**Entries provided**
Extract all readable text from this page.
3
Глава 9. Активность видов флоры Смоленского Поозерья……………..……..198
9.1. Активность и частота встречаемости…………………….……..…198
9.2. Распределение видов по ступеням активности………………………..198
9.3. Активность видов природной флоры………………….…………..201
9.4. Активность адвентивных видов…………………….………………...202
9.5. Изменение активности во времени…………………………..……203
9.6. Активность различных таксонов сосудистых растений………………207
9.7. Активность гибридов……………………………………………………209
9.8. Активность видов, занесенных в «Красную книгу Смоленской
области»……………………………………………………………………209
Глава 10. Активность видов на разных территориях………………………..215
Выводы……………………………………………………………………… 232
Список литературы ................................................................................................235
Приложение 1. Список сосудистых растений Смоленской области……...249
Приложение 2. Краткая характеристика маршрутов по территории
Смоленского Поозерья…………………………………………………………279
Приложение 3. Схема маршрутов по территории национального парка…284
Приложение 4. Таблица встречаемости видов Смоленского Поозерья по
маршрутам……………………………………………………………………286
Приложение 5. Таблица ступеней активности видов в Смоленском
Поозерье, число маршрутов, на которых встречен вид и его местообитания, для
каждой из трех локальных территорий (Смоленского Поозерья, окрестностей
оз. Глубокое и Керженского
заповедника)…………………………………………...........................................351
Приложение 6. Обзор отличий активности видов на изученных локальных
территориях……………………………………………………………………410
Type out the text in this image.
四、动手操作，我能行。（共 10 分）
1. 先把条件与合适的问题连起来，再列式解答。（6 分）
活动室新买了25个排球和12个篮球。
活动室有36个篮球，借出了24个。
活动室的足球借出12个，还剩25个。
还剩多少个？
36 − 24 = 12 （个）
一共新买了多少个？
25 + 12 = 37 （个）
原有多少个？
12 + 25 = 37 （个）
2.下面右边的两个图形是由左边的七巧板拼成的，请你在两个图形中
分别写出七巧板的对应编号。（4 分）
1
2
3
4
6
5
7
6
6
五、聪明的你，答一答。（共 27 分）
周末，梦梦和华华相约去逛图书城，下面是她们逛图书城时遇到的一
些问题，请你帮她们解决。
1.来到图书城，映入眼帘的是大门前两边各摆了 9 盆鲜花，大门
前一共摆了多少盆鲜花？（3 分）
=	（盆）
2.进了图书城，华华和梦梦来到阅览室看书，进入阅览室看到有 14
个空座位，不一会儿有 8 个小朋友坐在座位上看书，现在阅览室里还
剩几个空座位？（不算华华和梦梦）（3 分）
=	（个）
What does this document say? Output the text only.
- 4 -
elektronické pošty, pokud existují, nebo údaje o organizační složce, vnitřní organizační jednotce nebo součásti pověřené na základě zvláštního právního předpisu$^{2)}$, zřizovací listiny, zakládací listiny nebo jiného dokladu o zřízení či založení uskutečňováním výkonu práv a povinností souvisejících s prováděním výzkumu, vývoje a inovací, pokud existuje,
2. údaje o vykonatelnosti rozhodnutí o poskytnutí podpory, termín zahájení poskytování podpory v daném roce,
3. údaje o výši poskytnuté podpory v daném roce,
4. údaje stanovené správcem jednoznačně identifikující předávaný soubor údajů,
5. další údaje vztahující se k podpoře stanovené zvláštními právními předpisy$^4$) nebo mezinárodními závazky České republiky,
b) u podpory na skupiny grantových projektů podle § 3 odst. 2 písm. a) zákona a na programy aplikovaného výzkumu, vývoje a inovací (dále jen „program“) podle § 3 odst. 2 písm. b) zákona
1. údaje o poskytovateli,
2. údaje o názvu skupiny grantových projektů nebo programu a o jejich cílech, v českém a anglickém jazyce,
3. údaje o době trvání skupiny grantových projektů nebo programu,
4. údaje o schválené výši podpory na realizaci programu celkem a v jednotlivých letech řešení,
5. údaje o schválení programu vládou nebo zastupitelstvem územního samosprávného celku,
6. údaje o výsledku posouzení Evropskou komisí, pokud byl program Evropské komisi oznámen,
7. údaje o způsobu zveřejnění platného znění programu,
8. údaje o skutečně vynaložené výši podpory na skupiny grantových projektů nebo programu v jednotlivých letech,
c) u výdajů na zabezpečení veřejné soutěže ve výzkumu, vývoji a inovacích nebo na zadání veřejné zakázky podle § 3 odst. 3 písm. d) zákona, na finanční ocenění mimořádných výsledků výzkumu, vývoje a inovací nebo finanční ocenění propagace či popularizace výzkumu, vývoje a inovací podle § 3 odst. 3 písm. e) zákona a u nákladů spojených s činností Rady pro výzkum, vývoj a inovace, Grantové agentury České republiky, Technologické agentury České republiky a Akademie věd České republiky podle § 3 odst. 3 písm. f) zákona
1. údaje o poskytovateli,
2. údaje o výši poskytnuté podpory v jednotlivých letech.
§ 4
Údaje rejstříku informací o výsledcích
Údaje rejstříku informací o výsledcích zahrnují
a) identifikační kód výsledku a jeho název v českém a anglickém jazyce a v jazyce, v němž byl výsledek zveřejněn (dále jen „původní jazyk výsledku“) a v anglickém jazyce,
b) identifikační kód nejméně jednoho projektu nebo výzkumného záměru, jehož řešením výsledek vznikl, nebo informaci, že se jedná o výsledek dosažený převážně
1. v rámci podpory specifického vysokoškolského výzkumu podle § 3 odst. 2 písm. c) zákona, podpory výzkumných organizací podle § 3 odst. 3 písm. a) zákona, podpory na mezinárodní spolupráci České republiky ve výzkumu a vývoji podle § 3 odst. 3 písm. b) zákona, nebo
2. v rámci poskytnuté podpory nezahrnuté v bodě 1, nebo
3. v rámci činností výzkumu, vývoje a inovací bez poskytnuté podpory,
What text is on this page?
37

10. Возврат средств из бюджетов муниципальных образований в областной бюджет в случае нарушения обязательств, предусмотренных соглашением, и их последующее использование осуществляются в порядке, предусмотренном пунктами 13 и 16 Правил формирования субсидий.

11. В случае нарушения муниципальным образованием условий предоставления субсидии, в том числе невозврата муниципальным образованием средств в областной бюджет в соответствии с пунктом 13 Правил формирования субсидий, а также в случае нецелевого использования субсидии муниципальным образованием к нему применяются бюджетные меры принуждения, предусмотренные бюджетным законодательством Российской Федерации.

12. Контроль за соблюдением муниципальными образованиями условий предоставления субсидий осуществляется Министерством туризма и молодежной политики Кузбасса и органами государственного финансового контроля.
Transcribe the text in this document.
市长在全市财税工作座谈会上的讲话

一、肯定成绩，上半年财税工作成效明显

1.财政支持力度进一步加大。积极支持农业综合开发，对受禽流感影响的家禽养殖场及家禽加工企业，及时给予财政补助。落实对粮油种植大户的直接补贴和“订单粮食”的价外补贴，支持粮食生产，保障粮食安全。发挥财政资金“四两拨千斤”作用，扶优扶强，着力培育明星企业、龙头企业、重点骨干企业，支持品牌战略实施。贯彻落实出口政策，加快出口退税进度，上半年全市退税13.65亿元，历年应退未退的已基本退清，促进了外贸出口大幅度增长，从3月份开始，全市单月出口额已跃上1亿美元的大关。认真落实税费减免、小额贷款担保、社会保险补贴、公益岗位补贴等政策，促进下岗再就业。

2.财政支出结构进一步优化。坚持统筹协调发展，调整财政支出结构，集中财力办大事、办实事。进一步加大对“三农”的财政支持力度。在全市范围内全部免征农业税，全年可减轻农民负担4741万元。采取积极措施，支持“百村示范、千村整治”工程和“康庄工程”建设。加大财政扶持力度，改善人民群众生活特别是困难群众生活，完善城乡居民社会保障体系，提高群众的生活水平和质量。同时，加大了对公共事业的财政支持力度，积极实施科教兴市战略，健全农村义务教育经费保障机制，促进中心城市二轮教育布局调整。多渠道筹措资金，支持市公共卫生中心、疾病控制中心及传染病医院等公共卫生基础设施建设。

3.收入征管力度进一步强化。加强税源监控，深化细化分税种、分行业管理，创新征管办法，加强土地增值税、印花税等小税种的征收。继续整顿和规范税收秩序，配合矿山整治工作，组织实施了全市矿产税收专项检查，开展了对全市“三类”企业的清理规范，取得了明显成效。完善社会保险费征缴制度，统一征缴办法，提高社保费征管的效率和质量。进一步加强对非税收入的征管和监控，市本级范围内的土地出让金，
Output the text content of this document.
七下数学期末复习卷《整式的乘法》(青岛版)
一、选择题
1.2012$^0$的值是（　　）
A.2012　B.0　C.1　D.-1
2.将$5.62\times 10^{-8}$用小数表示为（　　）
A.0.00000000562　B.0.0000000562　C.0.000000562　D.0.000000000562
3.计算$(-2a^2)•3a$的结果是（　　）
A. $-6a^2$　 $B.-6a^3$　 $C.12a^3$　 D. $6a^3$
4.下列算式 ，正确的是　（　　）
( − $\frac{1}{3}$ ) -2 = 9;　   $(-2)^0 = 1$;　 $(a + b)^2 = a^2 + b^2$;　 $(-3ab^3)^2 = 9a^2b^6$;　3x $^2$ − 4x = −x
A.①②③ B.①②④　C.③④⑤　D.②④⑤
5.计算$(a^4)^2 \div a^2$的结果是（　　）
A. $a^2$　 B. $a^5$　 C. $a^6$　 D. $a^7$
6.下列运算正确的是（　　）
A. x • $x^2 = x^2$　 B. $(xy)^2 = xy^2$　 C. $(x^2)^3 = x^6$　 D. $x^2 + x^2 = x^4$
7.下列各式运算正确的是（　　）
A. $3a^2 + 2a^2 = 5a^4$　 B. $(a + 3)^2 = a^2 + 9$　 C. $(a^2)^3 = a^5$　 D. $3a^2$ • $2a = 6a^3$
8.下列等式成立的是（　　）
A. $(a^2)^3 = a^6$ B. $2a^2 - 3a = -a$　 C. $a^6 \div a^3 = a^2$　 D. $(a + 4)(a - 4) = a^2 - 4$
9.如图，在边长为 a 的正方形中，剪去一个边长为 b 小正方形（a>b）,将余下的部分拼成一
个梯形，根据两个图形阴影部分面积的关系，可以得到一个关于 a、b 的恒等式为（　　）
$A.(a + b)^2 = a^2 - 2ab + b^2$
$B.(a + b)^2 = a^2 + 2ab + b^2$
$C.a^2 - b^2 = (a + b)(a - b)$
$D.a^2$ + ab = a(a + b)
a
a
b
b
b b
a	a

**Exercise goal**
Filter the data, keeping only the lines that contain "What".

**Correct output**
What does this document say? Output the text only.
What text is on this page?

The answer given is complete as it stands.